Image layout annotations:
______
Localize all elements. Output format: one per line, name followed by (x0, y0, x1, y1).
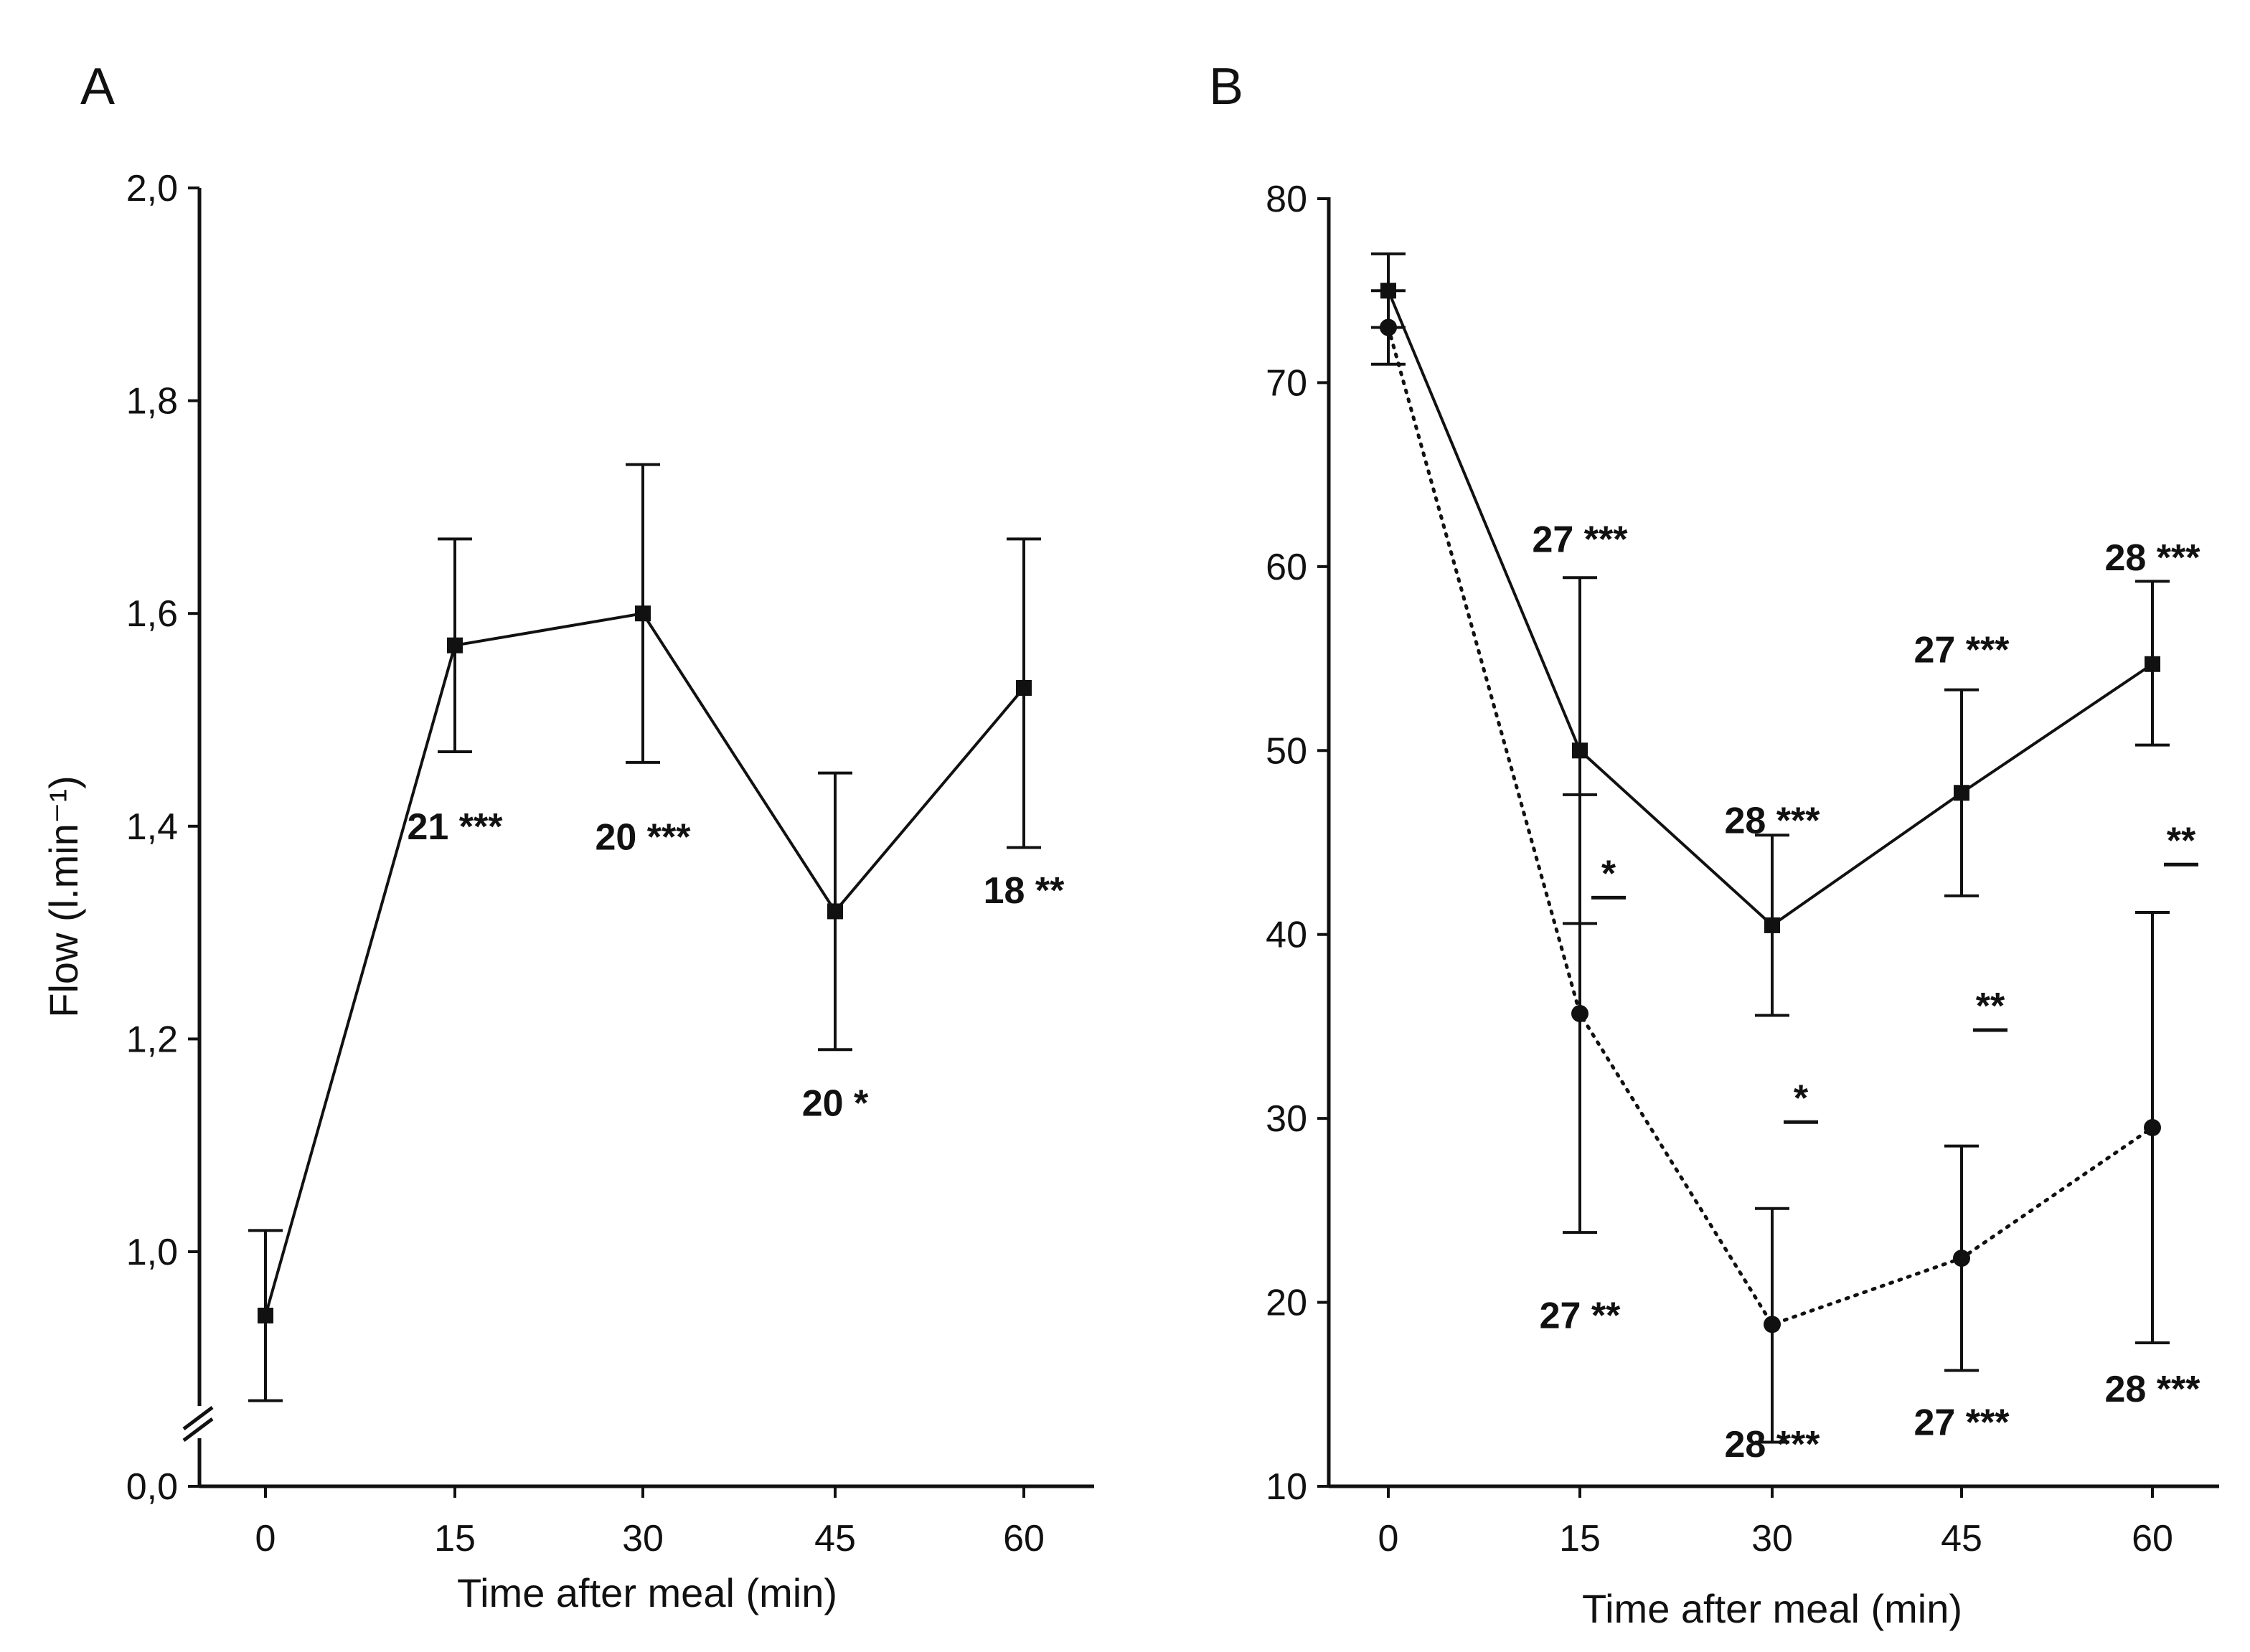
annotation-label: 27 *** (1914, 629, 2010, 671)
significance-label: ** (1976, 986, 2005, 1027)
x-axis-title-a: Time after meal (min) (457, 1570, 837, 1615)
annotation-label: 18 ** (984, 870, 1065, 912)
error-bars-a (248, 463, 1041, 1402)
axes-b: 10 20 30 40 50 60 70 80 0 15 30 45 60 (1266, 179, 2219, 1559)
annotation-label: 27 ** (1540, 1295, 1621, 1337)
annotation-label: 27 *** (1533, 519, 1629, 560)
y-tick-label: 30 (1266, 1098, 1307, 1140)
annotation-label: 20 * (802, 1082, 869, 1124)
y-tick-label: 20 (1266, 1283, 1307, 1324)
data-point-square (2145, 656, 2160, 672)
data-point-square (258, 1307, 273, 1323)
data-point-square (447, 637, 463, 653)
annotations-b: 27 *** 28 *** 27 *** 28 *** 27 ** 28 *** 27 **… (1533, 519, 2201, 1465)
x-tick-label: 60 (2132, 1518, 2173, 1559)
data-point-square (827, 903, 843, 920)
data-point-square (1572, 742, 1588, 759)
x-tick-label: 15 (434, 1518, 476, 1559)
y-tick-label: 1,8 (126, 381, 178, 423)
annotation-label: 21 *** (408, 806, 504, 848)
y-tick-label: 50 (1266, 730, 1307, 772)
series-line-circle-dotted (1386, 326, 2155, 1327)
annotation-label: 20 *** (596, 817, 692, 859)
panel-b: B Time after meal (min) 10 20 30 40 50 60 70 80… (1209, 58, 2219, 1631)
significance-label: * (1794, 1077, 1809, 1119)
y-tick-label: 10 (1266, 1466, 1307, 1508)
y-tick-label: 40 (1266, 915, 1307, 956)
data-point-square (1764, 917, 1780, 933)
x-tick-label: 60 (1003, 1518, 1045, 1559)
annotation-label: 28 *** (2105, 1369, 2201, 1410)
data-point-square (635, 605, 651, 622)
markers-a (258, 605, 1032, 1323)
data-point-circle (1953, 1250, 1970, 1268)
x-tick-label: 0 (255, 1518, 276, 1559)
data-point-square (1954, 785, 1969, 801)
series-line-flow (264, 612, 1025, 1316)
y-tick-label: 1,6 (126, 593, 178, 635)
axis-break-mark (182, 1406, 214, 1430)
x-axis-title-b: Time after meal (min) (1582, 1586, 1962, 1631)
y-tick-label: 0,0 (126, 1466, 178, 1508)
axes-a: 0,0 1,0 1,2 1,4 1,6 1,8 2,0 0 15 30 45 60 (126, 168, 1094, 1559)
panel-letter-a: A (80, 58, 115, 115)
y-tick-label: 70 (1266, 362, 1307, 404)
y-tick-label: 1,4 (126, 806, 178, 848)
y-axis-title-a: Flow (l.min⁻¹) (41, 775, 86, 1018)
x-tick-label: 45 (814, 1518, 856, 1559)
x-tick-label: 30 (622, 1518, 664, 1559)
annotation-label: 27 *** (1914, 1402, 2010, 1443)
y-tick-label: 2,0 (126, 168, 178, 209)
x-tick-label: 15 (1559, 1518, 1601, 1559)
x-tick-label: 30 (1751, 1518, 1793, 1559)
annotation-label: 28 *** (1725, 1424, 1821, 1465)
data-point-circle (2144, 1118, 2161, 1136)
panel-a: A Flow (l.min⁻¹) Time after meal (min) 0… (41, 58, 1094, 1615)
panel-letter-b: B (1209, 58, 1243, 115)
series-lines-a (264, 612, 1025, 1316)
annotation-label: 28 *** (2105, 537, 2201, 579)
data-point-circle (1571, 1004, 1588, 1022)
annotation-label: 28 *** (1725, 801, 1821, 842)
data-point-square (1380, 283, 1396, 299)
significance-label: * (1601, 853, 1616, 895)
y-tick-label: 1,0 (126, 1232, 178, 1273)
markers-b (1380, 283, 2161, 1334)
x-tick-label: 0 (1378, 1518, 1399, 1559)
x-tick-label: 45 (1941, 1518, 1982, 1559)
y-tick-label: 80 (1266, 179, 1307, 220)
y-tick-label: 60 (1266, 547, 1307, 588)
error-bars-b (1371, 252, 2170, 1444)
axis-break-mark (182, 1417, 214, 1442)
data-point-circle (1764, 1316, 1781, 1334)
data-point-square (1016, 680, 1032, 697)
data-point-circle (1380, 318, 1397, 336)
annotations-a: 21 *** 20 *** 20 * 18 ** (408, 806, 1065, 1125)
significance-label: ** (2167, 820, 2196, 862)
y-tick-label: 1,2 (126, 1019, 178, 1060)
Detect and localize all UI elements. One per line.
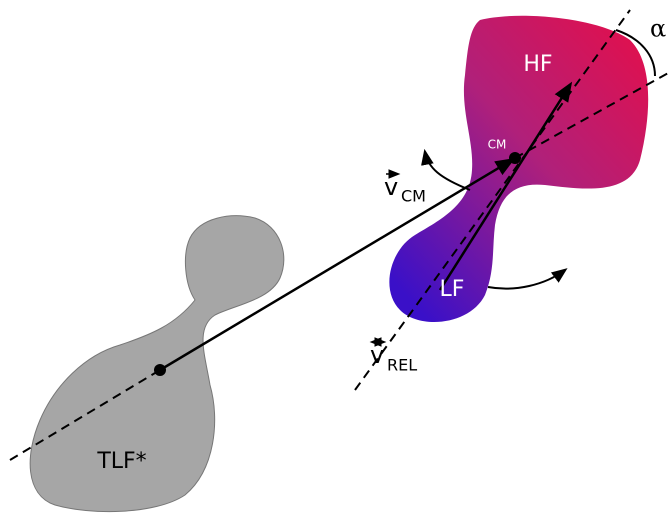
v-rel-symbol: v <box>370 341 384 369</box>
alpha-label: α <box>650 15 666 43</box>
v-cm-subscript: CM <box>401 187 426 206</box>
v-cm-symbol: v <box>384 173 398 201</box>
cm-label: CM <box>488 138 507 152</box>
tlf-blob <box>30 216 284 512</box>
diagram: α HF CM LF TLF* v CM v REL <box>0 0 670 517</box>
tlf-label: TLF* <box>96 449 146 474</box>
cm-point <box>509 152 521 164</box>
v-rel-subscript: REL <box>387 356 417 375</box>
hf-label: HF <box>523 52 552 77</box>
v-cm-label: v CM <box>384 173 426 206</box>
rotation-arrow <box>425 152 470 190</box>
fragment-blob <box>389 16 648 322</box>
tlf-center <box>154 364 166 376</box>
rotation-arrow <box>488 270 565 289</box>
lf-label: LF <box>440 277 465 302</box>
v-rel-label: v REL <box>370 341 417 375</box>
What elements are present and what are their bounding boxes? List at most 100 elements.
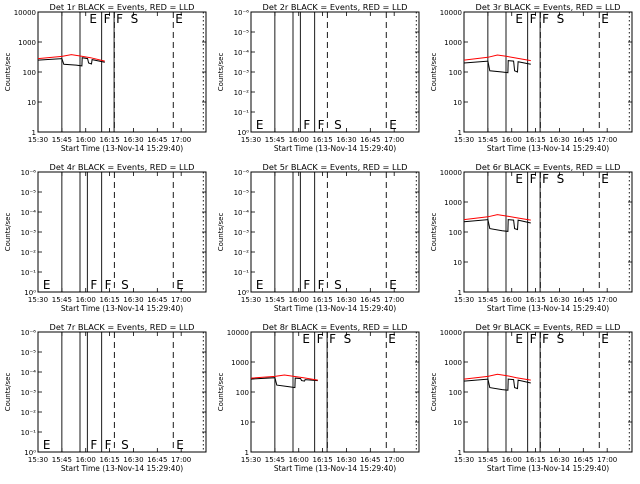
______
> [WORK TO COMPLETE]
State how many lines of the material above contain the string "subscript", giving only the number.

> [SOLUTION TO THE EXERCISE]
2